> Exercise aim
Repeat all entries exactly.

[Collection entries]
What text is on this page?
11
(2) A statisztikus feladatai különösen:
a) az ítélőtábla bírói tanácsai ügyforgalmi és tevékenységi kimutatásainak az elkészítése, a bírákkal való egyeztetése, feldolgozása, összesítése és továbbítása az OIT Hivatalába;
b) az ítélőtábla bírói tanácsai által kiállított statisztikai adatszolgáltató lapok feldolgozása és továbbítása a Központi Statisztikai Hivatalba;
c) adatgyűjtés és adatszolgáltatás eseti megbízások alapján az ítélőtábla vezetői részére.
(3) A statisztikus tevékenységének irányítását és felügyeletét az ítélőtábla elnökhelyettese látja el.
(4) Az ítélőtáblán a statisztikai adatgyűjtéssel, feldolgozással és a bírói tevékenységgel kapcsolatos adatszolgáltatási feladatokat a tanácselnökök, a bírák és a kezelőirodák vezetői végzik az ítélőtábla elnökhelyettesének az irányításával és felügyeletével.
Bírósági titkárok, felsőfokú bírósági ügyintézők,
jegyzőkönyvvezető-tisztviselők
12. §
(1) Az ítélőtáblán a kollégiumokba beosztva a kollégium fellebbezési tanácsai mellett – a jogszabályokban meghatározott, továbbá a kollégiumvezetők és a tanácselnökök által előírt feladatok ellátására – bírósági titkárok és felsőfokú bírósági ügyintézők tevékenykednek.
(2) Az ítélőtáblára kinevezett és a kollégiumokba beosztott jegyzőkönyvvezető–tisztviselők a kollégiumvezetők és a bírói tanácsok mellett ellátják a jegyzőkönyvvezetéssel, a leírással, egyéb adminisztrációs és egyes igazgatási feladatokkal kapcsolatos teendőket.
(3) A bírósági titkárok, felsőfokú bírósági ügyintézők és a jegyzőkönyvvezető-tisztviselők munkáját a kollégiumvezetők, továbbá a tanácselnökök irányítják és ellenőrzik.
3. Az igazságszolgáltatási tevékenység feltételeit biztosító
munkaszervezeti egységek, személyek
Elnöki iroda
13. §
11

> Exercise answer
What text is on this page?
11
(2) A statisztikus feladatai különösen:
a) az ítélőtábla bírói tanácsai ügyforgalmi és tevékenységi kimutatásainak az elkészítése, a bírákkal való egyeztetése, feldolgozása, összesítése és továbbítása az OIT Hivatalába;
b) az ítélőtábla bírói tanácsai által kiállított statisztikai adatszolgáltató lapok feldolgozása és továbbítása a Központi Statisztikai Hivatalba;
c) adatgyűjtés és adatszolgáltatás eseti megbízások alapján az ítélőtábla vezetői részére.
(3) A statisztikus tevékenységének irányítását és felügyeletét az ítélőtábla elnökhelyettese látja el.
(4) Az ítélőtáblán a statisztikai adatgyűjtéssel, feldolgozással és a bírói tevékenységgel kapcsolatos adatszolgáltatási feladatokat a tanácselnökök, a bírák és a kezelőirodák vezetői végzik az ítélőtábla elnökhelyettesének az irányításával és felügyeletével.
Bírósági titkárok, felsőfokú bírósági ügyintézők,
jegyzőkönyvvezető-tisztviselők
12. §
(1) Az ítélőtáblán a kollégiumokba beosztva a kollégium fellebbezési tanácsai mellett – a jogszabályokban meghatározott, továbbá a kollégiumvezetők és a tanácselnökök által előírt feladatok ellátására – bírósági titkárok és felsőfokú bírósági ügyintézők tevékenykednek.
(2) Az ítélőtáblára kinevezett és a kollégiumokba beosztott jegyzőkönyvvezető–tisztviselők a kollégiumvezetők és a bírói tanácsok mellett ellátják a jegyzőkönyvvezetéssel, a leírással, egyéb adminisztrációs és egyes igazgatási feladatokkal kapcsolatos teendőket.
(3) A bírósági titkárok, felsőfokú bírósági ügyintézők és a jegyzőkönyvvezető-tisztviselők munkáját a kollégiumvezetők, továbbá a tanácselnökök irányítják és ellenőrzik.
3. Az igazságszolgáltatási tevékenység feltételeit biztosító
munkaszervezeti egységek, személyek
Elnöki iroda
13. §
11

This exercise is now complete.